What is required: Omit all pictures. Quote the lines from the one with "Output the text content of this document." through the end of the listing below, exactly as they appear.

Records for the task:
⟨
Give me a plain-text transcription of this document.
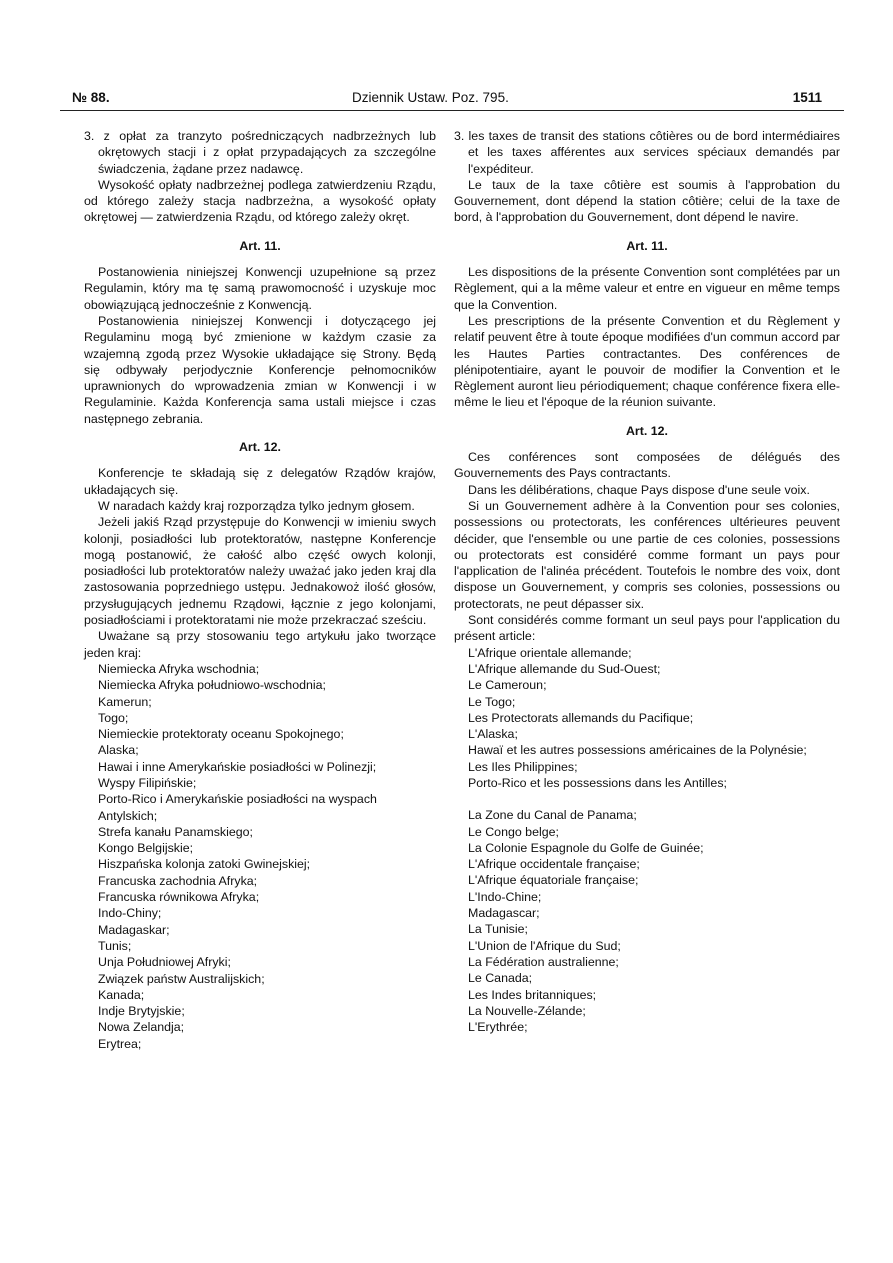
№ 88.	Dziennik Ustaw. Poz. 795.	1511

3. z opłat za tranzyto pośredniczących nadbrzeżnych lub okrętowych stacji i z opłat przypadających za szczególne świadczenia, żądane przez nadawcę.

Wysokość opłaty nadbrzeżnej podlega zatwierdzeniu Rządu, od którego zależy stacja nadbrzeżna, a wysokość opłaty okrętowej — zatwierdzenia Rządu, od którego zależy okręt.

Art. 11.

Postanowienia niniejszej Konwencji uzupełnione są przez Regulamin, który ma tę samą prawomocność i uzyskuje moc obowiązującą jednocześnie z Konwencją.

Postanowienia niniejszej Konwencji i dotyczącego jej Regulaminu mogą być zmienione w każdym czasie za wzajemną zgodą przez Wysokie układające się Strony. Będą się odbywały perjodycznie Konferencje pełnomocników uprawnionych do wprowadzenia zmian w Konwencji i w Regulaminie. Każda Konferencja sama ustali miejsce i czas następnego zebrania.

Art. 12.

Konferencje te składają się z delegatów Rządów krajów, układających się.

W naradach każdy kraj rozporządza tylko jednym głosem.

Jeżeli jakiś Rząd przystępuje do Konwencji w imieniu swych kolonji, posiadłości lub protektoratów, następne Konferencje mogą postanowić, że całość albo część owych kolonji, posiadłości lub protektoratów należy uważać jako jeden kraj dla zastosowania poprzedniego ustępu. Jednakowoż ilość głosów, przysługujących jednemu Rządowi, łącznie z jego kolonjami, posiadłościami i protektoratami nie może przekraczać sześciu.

Uważane są przy stosowaniu tego artykułu jako tworzące jeden kraj:

Niemiecka Afryka wschodnia;

Niemiecka Afryka południowo-wschodnia;

Kamerun;

Togo;

Niemieckie protektoraty oceanu Spokojnego;

Alaska;

Hawai i inne Amerykańskie posiadłości w Polinezji;

Wyspy Filipińskie;

Porto-Rico i Amerykańskie posiadłości na wyspach Antylskich;

Strefa kanału Panamskiego;

Kongo Belgijskie;

Hiszpańska kolonja zatoki Gwinejskiej;

Francuska zachodnia Afryka;

Francuska równikowa Afryka;

Indo-Chiny;

Madagaskar;

Tunis;

Unja Południowej Afryki;

Związek państw Australijskich;

Kanada;

Indje Brytyjskie;

Nowa Zelandja;

Erytrea;

3. les taxes de transit des stations côtières ou de bord intermédiaires et les taxes afférentes aux services spéciaux demandés par l'expéditeur.

Le taux de la taxe côtière est soumis à l'approbation du Gouvernement, dont dépend la station côtière; celui de la taxe de bord, à l'approbation du Gouvernement, dont dépend le navire.

Art. 11.

Les dispositions de la présente Convention sont complétées par un Règlement, qui a la même valeur et entre en vigueur en même temps que la Convention.

Les prescriptions de la présente Convention et du Règlement y relatif peuvent être à toute époque modifiées d'un commun accord par les Hautes Parties contractantes. Des conférences de plénipotentiaire, ayant le pouvoir de modifier la Convention et le Règlement auront lieu périodiquement; chaque conférence fixera elle-même le lieu et l'époque de la réunion suivante.

Art. 12.

Ces conférences sont composées de délégués des Gouvernements des Pays contractants.

Dans les délibérations, chaque Pays dispose d'une seule voix.

Si un Gouvernement adhère à la Convention pour ses colonies, possessions ou protectorats, les conférences ultérieures peuvent décider, que l'ensemble ou une partie de ces colonies, possessions ou protectorats est considéré comme formant un pays pour l'application de l'alinéa précédent. Toutefois le nombre des voix, dont dispose un Gouvernement, y compris ses colonies, possessions ou protectorats, ne peut dépasser six.

Sont considérés comme formant un seul pays pour l'application du présent article:

L'Afrique orientale allemande;

L'Afrique allemande du Sud-Ouest;

Le Cameroun;

Le Togo;

Les Protectorats allemands du Pacifique;

L'Alaska;

Hawaï et les autres possessions américaines de la Polynésie;

Les Iles Philippines;

Porto-Rico et les possessions dans les Antilles;

La Zone du Canal de Panama;

Le Congo belge;

La Colonie Espagnole du Golfe de Guinée;

L'Afrique occidentale française;

L'Afrique équatoriale française;

L'Indo-Chine;

Madagascar;

La Tunisie;

L'Union de l'Afrique du Sud;

La Fédération australienne;

Le Canada;

Les Indes britanniques;

La Nouvelle-Zélande;

L'Erythrée;
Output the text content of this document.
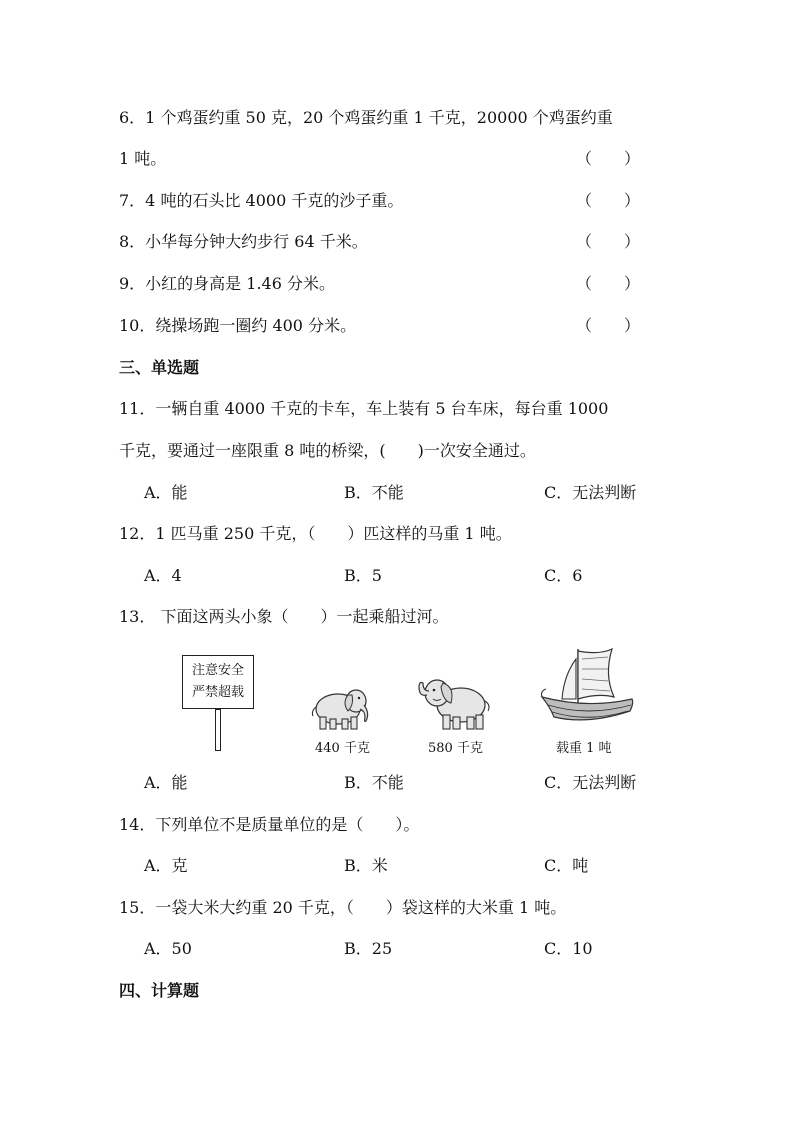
6．1 个鸡蛋约重 50 克，20 个鸡蛋约重 1 千克，20000 个鸡蛋约重
1 吨。	（　　）
7．4 吨的石头比 4000 千克的沙子重。	（　　）
8．小华每分钟大约步行 64 千米。	（　　）
9．小红的身高是 1.46 分米。	（　　）
10．绕操场跑一圈约 400 分米。	（　　）
三、单选题
11．一辆自重 4000 千克的卡车，车上装有 5 台车床，每台重 1000
千克，要通过一座限重 8 吨的桥梁，(　　)一次安全通过。
A．能	B．不能	C．无法判断
12．1 匹马重 250 千克，（　　）匹这样的马重 1 吨。
A．4	B．5	C．6
13． 下面这两头小象（　　）一起乘船过河。
注意安全
严禁超载
440 千克	580 千克	载重 1 吨
A．能	B．不能	C．无法判断
14．下列单位不是质量单位的是（　　）。
A．克	B．米	C．吨
15．一袋大米大约重 20 千克，（　　）袋这样的大米重 1 吨。
A．50	B．25	C．10
四、计算题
⟩
Reply:
Output the text content of this document.
6．1 个鸡蛋约重 50 克，20 个鸡蛋约重 1 千克，20000 个鸡蛋约重
1 吨。	（　　）
7．4 吨的石头比 4000 千克的沙子重。	（　　）
8．小华每分钟大约步行 64 千米。	（　　）
9．小红的身高是 1.46 分米。	（　　）
10．绕操场跑一圈约 400 分米。	（　　）
三、单选题
11．一辆自重 4000 千克的卡车，车上装有 5 台车床，每台重 1000
千克，要通过一座限重 8 吨的桥梁，(　　)一次安全通过。
A．能	B．不能	C．无法判断
12．1 匹马重 250 千克，（　　）匹这样的马重 1 吨。
A．4	B．5	C．6
13． 下面这两头小象（　　）一起乘船过河。
注意安全
严禁超载
440 千克	580 千克	载重 1 吨
A．能	B．不能	C．无法判断
14．下列单位不是质量单位的是（　　）。
A．克	B．米	C．吨
15．一袋大米大约重 20 千克，（　　）袋这样的大米重 1 吨。
A．50	B．25	C．10
四、计算题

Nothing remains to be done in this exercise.